Data entries
□ □ □ □ □
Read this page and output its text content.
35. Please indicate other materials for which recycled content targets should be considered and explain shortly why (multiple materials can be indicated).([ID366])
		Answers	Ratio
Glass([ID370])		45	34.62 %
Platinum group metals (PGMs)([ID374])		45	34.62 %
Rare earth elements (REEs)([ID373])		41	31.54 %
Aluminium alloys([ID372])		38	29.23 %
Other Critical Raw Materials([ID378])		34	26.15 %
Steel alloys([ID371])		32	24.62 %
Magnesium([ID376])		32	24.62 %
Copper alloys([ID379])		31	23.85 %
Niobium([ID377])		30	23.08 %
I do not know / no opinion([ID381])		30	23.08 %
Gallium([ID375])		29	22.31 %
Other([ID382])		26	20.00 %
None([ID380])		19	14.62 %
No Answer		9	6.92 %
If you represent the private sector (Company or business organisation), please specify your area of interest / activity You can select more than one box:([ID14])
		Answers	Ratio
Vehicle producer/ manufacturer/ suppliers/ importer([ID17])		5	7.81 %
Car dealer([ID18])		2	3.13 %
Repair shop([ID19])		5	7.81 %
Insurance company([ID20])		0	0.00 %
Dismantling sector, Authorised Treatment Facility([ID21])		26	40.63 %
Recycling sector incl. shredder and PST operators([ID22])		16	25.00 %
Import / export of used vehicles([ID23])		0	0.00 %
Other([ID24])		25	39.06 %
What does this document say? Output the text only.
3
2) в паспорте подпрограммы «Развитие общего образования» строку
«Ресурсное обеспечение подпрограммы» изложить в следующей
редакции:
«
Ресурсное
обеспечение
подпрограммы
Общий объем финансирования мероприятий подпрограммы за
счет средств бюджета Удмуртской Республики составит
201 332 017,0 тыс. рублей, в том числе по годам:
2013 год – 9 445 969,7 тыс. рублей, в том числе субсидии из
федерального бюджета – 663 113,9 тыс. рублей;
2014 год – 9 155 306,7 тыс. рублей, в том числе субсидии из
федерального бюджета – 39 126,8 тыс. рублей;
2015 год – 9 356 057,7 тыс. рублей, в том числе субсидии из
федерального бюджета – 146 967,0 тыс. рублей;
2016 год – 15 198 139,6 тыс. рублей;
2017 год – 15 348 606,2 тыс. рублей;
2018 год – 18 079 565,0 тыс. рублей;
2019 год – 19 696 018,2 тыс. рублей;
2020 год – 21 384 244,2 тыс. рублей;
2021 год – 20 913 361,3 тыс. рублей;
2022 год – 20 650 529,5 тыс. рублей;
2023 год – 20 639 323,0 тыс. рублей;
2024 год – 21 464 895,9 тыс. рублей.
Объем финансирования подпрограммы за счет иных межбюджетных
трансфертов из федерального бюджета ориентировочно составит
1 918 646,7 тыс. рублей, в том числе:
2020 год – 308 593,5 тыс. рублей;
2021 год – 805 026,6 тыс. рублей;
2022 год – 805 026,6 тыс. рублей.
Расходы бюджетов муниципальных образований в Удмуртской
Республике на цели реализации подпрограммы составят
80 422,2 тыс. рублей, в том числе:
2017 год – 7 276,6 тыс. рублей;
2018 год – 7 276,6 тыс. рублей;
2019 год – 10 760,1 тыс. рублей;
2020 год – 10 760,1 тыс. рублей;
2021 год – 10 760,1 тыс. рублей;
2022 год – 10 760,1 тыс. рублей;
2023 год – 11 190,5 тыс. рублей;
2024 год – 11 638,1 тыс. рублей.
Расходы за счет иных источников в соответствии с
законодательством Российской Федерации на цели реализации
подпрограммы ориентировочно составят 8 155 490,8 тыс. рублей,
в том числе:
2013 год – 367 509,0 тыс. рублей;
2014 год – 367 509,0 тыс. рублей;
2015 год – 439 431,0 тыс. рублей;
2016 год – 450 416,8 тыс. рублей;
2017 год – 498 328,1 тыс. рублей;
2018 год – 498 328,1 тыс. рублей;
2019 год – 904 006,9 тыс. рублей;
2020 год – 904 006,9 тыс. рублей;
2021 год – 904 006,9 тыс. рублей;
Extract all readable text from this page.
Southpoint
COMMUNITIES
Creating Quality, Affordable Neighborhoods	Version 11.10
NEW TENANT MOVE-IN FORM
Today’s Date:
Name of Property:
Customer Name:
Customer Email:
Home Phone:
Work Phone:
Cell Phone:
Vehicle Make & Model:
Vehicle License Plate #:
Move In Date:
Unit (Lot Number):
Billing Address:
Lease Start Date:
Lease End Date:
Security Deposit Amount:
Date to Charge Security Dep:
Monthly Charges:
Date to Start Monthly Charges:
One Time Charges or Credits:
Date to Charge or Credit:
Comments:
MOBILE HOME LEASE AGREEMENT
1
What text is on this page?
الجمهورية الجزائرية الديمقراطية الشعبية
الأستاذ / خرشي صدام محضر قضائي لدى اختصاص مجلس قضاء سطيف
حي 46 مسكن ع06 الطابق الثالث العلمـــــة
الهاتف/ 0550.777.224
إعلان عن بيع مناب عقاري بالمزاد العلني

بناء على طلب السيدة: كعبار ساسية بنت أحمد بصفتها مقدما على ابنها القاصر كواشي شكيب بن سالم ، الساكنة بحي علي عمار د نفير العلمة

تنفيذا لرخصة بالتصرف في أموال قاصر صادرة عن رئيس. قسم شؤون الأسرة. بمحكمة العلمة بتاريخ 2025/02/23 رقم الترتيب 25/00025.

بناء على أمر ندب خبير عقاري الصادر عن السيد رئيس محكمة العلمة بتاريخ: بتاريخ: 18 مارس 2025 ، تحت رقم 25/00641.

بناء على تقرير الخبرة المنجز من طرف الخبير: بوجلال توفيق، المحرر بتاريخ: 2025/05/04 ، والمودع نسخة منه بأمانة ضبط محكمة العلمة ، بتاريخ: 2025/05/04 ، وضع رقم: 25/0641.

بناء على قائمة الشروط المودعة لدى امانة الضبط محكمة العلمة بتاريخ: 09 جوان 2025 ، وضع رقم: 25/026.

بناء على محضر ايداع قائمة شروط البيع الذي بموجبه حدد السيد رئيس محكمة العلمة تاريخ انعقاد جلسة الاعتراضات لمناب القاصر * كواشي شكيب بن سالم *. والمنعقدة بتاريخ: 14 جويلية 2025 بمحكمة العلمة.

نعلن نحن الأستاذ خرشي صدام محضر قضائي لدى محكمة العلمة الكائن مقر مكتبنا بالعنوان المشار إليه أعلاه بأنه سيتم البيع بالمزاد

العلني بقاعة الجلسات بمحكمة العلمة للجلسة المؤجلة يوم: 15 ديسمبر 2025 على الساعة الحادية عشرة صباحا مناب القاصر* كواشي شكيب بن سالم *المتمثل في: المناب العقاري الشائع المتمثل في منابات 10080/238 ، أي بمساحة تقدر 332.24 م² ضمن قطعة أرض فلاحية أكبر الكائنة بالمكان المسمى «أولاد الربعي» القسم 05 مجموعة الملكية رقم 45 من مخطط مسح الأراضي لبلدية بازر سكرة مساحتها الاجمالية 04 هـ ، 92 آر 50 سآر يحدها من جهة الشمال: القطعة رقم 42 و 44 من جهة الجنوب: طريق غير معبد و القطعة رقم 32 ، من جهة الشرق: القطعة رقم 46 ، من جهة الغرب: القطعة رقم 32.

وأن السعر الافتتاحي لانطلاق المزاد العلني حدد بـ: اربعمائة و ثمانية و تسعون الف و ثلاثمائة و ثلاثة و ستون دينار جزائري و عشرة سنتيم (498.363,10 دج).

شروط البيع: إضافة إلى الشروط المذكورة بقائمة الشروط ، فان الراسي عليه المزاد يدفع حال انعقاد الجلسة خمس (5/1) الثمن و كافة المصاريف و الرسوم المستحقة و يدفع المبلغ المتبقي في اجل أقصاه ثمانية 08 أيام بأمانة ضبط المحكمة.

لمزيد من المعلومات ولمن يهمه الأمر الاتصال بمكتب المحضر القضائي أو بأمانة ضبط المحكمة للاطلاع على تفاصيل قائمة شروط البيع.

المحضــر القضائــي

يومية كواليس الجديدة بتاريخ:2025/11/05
□ □ □ □ □
Set exercise
Track down the lines that include the word "بمحكمة" and copy them.

Response for this exercise
تنفيذا لرخصة بالتصرف في أموال قاصر صادرة عن رئيس. قسم شؤون الأسرة. بمحكمة العلمة بتاريخ 2025/02/23 رقم الترتيب 25/00025.
بناء على محضر ايداع قائمة شروط البيع الذي بموجبه حدد السيد رئيس محكمة العلمة تاريخ انعقاد جلسة الاعتراضات لمناب القاصر * كواشي شكيب بن سالم *. والمنعقدة بتاريخ: 14 جويلية 2025 بمحكمة العلمة.
العلني بقاعة الجلسات بمحكمة العلمة للجلسة المؤجلة يوم: 15 ديسمبر 2025 على الساعة الحادية عشرة صباحا مناب القاصر* كواشي شكيب بن سالم *المتمثل في: المناب العقاري الشائع المتمثل في منابات 10080/238 ، أي بمساحة تقدر 332.24 م² ضمن قطعة أرض فلاحية أكبر الكائنة بالمكان المسمى «أولاد الربعي» القسم 05 مجموعة الملكية رقم 45 من مخطط مسح الأراضي لبلدية بازر سكرة مساحتها الاجمالية 04 هـ ، 92 آر 50 سآر يحدها من جهة الشمال: القطعة رقم 42 و 44 من جهة الجنوب: طريق غير معبد و القطعة رقم 32 ، من جهة الشرق: القطعة رقم 46 ، من جهة الغرب: القطعة رقم 32.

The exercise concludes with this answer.